-- Exercise aim --
Everything in the listing should be restated word for word.

╭─ Dataset content

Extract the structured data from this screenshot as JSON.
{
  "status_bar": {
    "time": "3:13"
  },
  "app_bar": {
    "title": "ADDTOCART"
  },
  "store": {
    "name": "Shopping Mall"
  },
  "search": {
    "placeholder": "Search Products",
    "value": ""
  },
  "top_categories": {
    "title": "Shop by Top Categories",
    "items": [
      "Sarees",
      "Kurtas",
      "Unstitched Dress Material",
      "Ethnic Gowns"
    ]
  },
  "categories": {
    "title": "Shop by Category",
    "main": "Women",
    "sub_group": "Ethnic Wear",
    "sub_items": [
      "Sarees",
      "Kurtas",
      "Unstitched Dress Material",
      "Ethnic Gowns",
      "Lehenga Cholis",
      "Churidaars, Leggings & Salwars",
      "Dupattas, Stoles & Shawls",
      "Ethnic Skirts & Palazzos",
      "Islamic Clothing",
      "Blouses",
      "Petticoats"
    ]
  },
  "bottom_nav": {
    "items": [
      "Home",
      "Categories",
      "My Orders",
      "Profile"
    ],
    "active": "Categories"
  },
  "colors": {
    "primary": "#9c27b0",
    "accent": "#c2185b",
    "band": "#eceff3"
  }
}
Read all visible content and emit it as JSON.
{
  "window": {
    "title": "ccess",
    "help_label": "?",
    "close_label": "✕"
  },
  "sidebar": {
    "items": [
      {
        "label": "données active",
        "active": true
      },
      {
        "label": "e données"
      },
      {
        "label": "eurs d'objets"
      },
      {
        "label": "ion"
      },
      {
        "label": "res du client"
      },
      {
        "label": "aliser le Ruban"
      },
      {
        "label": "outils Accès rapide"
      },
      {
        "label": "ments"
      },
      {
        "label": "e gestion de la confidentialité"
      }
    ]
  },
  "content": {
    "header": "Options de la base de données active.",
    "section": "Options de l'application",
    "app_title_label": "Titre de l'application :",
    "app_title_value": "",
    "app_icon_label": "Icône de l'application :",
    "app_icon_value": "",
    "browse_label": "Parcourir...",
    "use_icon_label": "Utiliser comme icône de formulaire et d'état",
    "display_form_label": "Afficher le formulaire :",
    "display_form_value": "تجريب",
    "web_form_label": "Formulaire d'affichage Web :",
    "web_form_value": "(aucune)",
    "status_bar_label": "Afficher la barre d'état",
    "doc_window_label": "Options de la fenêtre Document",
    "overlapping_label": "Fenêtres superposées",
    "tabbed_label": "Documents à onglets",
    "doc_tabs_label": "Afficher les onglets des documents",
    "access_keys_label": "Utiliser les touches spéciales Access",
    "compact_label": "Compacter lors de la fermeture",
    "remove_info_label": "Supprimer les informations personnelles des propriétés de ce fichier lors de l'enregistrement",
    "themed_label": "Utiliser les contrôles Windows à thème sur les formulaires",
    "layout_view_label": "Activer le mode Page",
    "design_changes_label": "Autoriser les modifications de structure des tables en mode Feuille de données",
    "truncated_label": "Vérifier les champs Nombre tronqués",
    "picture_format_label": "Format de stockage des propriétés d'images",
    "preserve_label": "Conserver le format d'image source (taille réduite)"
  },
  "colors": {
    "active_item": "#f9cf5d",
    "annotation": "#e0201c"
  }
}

╰─

-- The result --
Extract the structured data from this screenshot as JSON.
{
  "status_bar": {
    "time": "3:13"
  },
  "app_bar": {
    "title": "ADDTOCART"
  },
  "store": {
    "name": "Shopping Mall"
  },
  "search": {
    "placeholder": "Search Products",
    "value": ""
  },
  "top_categories": {
    "title": "Shop by Top Categories",
    "items": [
      "Sarees",
      "Kurtas",
      "Unstitched Dress Material",
      "Ethnic Gowns"
    ]
  },
  "categories": {
    "title": "Shop by Category",
    "main": "Women",
    "sub_group": "Ethnic Wear",
    "sub_items": [
      "Sarees",
      "Kurtas",
      "Unstitched Dress Material",
      "Ethnic Gowns",
      "Lehenga Cholis",
      "Churidaars, Leggings & Salwars",
      "Dupattas, Stoles & Shawls",
      "Ethnic Skirts & Palazzos",
      "Islamic Clothing",
      "Blouses",
      "Petticoats"
    ]
  },
  "bottom_nav": {
    "items": [
      "Home",
      "Categories",
      "My Orders",
      "Profile"
    ],
    "active": "Categories"
  },
  "colors": {
    "primary": "#9c27b0",
    "accent": "#c2185b",
    "band": "#eceff3"
  }
}
Read all visible content and emit it as JSON.
{
  "window": {
    "title": "ccess",
    "help_label": "?",
    "close_label": "✕"
  },
  "sidebar": {
    "items": [
      {
        "label": "données active",
        "active": true
      },
      {
        "label": "e données"
      },
      {
        "label": "eurs d'objets"
      },
      {
        "label": "ion"
      },
      {
        "label": "res du client"
      },
      {
        "label": "aliser le Ruban"
      },
      {
        "label": "outils Accès rapide"
      },
      {
        "label": "ments"
      },
      {
        "label": "e gestion de la confidentialité"
      }
    ]
  },
  "content": {
    "header": "Options de la base de données active.",
    "section": "Options de l'application",
    "app_title_label": "Titre de l'application :",
    "app_title_value": "",
    "app_icon_label": "Icône de l'application :",
    "app_icon_value": "",
    "browse_label": "Parcourir...",
    "use_icon_label": "Utiliser comme icône de formulaire et d'état",
    "display_form_label": "Afficher le formulaire :",
    "display_form_value": "تجريب",
    "web_form_label": "Formulaire d'affichage Web :",
    "web_form_value": "(aucune)",
    "status_bar_label": "Afficher la barre d'état",
    "doc_window_label": "Options de la fenêtre Document",
    "overlapping_label": "Fenêtres superposées",
    "tabbed_label": "Documents à onglets",
    "doc_tabs_label": "Afficher les onglets des documents",
    "access_keys_label": "Utiliser les touches spéciales Access",
    "compact_label": "Compacter lors de la fermeture",
    "remove_info_label": "Supprimer les informations personnelles des propriétés de ce fichier lors de l'enregistrement",
    "themed_label": "Utiliser les contrôles Windows à thème sur les formulaires",
    "layout_view_label": "Activer le mode Page",
    "design_changes_label": "Autoriser les modifications de structure des tables en mode Feuille de données",
    "truncated_label": "Vérifier les champs Nombre tronqués",
    "picture_format_label": "Format de stockage des propriétés d'images",
    "preserve_label": "Conserver le format d'image source (taille réduite)"
  },
  "colors": {
    "active_item": "#f9cf5d",
    "annotation": "#e0201c"
  }
}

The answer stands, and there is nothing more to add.